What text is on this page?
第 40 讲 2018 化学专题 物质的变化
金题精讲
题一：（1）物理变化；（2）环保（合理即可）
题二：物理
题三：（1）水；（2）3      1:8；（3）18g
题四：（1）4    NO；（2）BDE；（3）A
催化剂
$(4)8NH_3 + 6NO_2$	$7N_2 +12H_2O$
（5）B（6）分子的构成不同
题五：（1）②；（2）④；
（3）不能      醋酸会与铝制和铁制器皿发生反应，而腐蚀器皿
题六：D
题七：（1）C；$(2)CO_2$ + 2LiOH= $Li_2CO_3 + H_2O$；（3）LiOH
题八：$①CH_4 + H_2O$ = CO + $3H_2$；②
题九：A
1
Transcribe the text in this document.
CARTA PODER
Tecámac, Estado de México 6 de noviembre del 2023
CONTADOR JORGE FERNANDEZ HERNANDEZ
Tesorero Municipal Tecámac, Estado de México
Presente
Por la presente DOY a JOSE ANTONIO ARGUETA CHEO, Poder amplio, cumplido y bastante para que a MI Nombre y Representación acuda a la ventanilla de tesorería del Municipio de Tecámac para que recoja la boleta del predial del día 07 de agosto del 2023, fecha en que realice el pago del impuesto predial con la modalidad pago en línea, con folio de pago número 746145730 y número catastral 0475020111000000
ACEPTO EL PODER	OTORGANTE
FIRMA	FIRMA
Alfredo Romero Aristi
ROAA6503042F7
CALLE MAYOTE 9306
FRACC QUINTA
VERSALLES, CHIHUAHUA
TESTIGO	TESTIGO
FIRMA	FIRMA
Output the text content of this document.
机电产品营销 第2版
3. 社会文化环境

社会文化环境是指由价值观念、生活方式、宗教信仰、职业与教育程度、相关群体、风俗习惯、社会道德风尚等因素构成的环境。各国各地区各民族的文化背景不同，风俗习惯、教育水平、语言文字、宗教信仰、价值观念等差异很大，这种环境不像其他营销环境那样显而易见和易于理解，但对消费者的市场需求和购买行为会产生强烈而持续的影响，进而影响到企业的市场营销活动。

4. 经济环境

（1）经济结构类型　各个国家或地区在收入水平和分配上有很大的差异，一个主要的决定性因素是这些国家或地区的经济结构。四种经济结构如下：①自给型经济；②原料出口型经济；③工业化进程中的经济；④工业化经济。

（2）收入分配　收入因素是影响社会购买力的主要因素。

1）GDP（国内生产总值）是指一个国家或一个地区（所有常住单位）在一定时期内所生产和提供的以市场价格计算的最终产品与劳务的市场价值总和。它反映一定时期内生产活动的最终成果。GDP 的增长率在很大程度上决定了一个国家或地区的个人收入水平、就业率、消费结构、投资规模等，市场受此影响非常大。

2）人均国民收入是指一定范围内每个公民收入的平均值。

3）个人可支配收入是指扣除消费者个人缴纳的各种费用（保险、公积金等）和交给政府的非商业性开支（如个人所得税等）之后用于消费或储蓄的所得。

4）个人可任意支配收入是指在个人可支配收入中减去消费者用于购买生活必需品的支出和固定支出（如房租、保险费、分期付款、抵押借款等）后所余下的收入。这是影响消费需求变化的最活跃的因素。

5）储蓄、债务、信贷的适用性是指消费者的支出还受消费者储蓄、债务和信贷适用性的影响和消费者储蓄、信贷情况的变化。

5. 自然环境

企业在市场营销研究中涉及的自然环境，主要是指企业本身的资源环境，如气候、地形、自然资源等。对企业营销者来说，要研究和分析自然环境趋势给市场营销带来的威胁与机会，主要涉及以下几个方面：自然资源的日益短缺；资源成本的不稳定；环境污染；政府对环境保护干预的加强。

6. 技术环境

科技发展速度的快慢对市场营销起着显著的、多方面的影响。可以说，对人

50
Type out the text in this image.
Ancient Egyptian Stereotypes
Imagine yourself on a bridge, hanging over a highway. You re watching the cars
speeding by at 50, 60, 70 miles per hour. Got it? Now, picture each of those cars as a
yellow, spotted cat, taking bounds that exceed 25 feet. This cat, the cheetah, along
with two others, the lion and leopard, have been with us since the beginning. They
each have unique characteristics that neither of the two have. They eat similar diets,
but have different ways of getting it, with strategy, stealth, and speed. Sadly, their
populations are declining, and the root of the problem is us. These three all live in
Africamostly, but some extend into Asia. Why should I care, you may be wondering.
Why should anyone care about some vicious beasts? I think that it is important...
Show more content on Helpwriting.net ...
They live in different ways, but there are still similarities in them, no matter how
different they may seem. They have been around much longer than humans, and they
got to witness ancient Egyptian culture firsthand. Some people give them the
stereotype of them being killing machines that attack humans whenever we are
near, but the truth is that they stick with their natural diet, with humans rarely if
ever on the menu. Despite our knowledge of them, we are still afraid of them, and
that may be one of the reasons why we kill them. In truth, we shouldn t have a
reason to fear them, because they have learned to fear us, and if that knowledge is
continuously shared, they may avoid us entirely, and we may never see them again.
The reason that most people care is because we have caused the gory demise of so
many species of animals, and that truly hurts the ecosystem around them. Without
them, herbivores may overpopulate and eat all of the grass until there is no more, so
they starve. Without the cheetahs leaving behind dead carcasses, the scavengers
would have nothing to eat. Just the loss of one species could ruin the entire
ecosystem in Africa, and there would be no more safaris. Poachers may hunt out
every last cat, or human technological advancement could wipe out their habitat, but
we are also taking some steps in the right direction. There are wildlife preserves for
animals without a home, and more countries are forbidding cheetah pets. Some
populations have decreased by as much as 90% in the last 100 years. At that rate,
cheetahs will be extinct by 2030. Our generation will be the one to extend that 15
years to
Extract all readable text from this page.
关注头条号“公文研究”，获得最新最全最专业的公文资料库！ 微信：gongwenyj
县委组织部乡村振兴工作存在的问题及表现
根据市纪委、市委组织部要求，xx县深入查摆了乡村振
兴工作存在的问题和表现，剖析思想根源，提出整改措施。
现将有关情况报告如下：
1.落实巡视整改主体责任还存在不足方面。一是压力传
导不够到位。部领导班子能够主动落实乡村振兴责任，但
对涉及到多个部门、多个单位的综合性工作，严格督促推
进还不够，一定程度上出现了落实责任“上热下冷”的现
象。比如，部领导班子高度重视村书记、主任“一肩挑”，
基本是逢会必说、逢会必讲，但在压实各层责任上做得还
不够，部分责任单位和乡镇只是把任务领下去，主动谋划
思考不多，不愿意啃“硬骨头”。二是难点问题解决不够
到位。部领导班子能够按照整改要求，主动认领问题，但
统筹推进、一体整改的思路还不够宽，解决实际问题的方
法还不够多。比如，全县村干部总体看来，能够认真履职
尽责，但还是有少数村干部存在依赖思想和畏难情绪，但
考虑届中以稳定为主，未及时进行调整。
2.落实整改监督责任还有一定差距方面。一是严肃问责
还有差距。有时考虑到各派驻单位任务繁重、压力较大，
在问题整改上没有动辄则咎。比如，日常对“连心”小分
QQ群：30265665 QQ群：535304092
###
THE EXERCISE: Show all lines from the listing above in which "humans" appears.

TASK OUTPUT:
different they may seem. They have been around much longer than humans, and they
stereotype of them being killing machines that attack humans whenever we are
near, but the truth is that they stick with their natural diet, with humans rarely if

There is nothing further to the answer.